Source material start
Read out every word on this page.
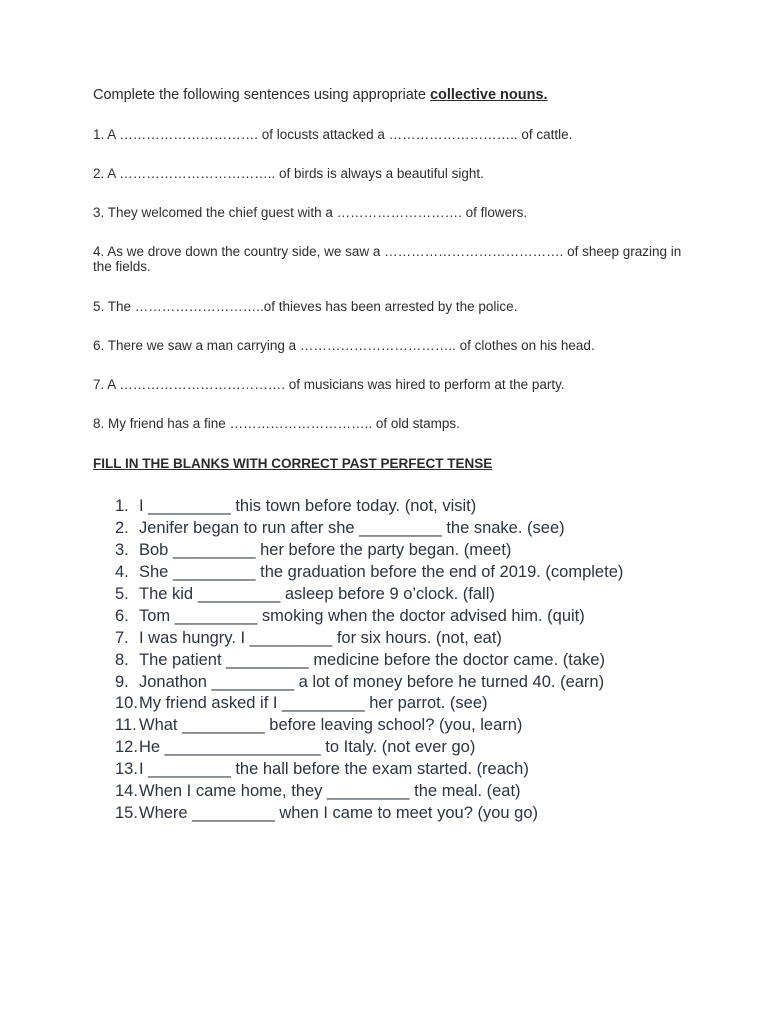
Complete the following sentences using appropriate collective nouns.
1. A …………………………. of locusts attacked a ……………………….. of cattle.
2. A …………………………….. of birds is always a beautiful sight.
3. They welcomed the chief guest with a ………………………. of flowers.
4. As we drove down the country side, we saw a …………………………………. of sheep grazing in the fields.
5. The ………………………..of thieves has been arrested by the police.
6. There we saw a man carrying a …………………………….. of clothes on his head.
7. A ………………………………. of musicians was hired to perform at the party.
8. My friend has a fine ………………………….. of old stamps.
FILL IN THE BLANKS WITH CORRECT PAST PERFECT TENSE
1. I _________ this town before today. (not, visit)
2. Jenifer began to run after she _________ the snake. (see)
3. Bob _________ her before the party began. (meet)
4. She _________ the graduation before the end of 2019. (complete)
5. The kid _________ asleep before 9 o’clock. (fall)
6. Tom _________ smoking when the doctor advised him. (quit)
7. I was hungry. I _________ for six hours. (not, eat)
8. The patient _________ medicine before the doctor came. (take)
9. Jonathon _________ a lot of money before he turned 40. (earn)
10. My friend asked if I _________ her parrot. (see)
11. What _________ before leaving school? (you, learn)
12. He _________________ to Italy. (not ever go)
13. I _________ the hall before the exam started. (reach)
14. When I came home, they _________ the meal. (eat)
15. Where _________ when I came to meet you? (you go)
Source material end
**What this task involves:** List all lines in the material containing the string "doctor".

**Result for this task:**
6. Tom _________ smoking when the doctor advised him. (quit)
8. The patient _________ medicine before the doctor came. (take)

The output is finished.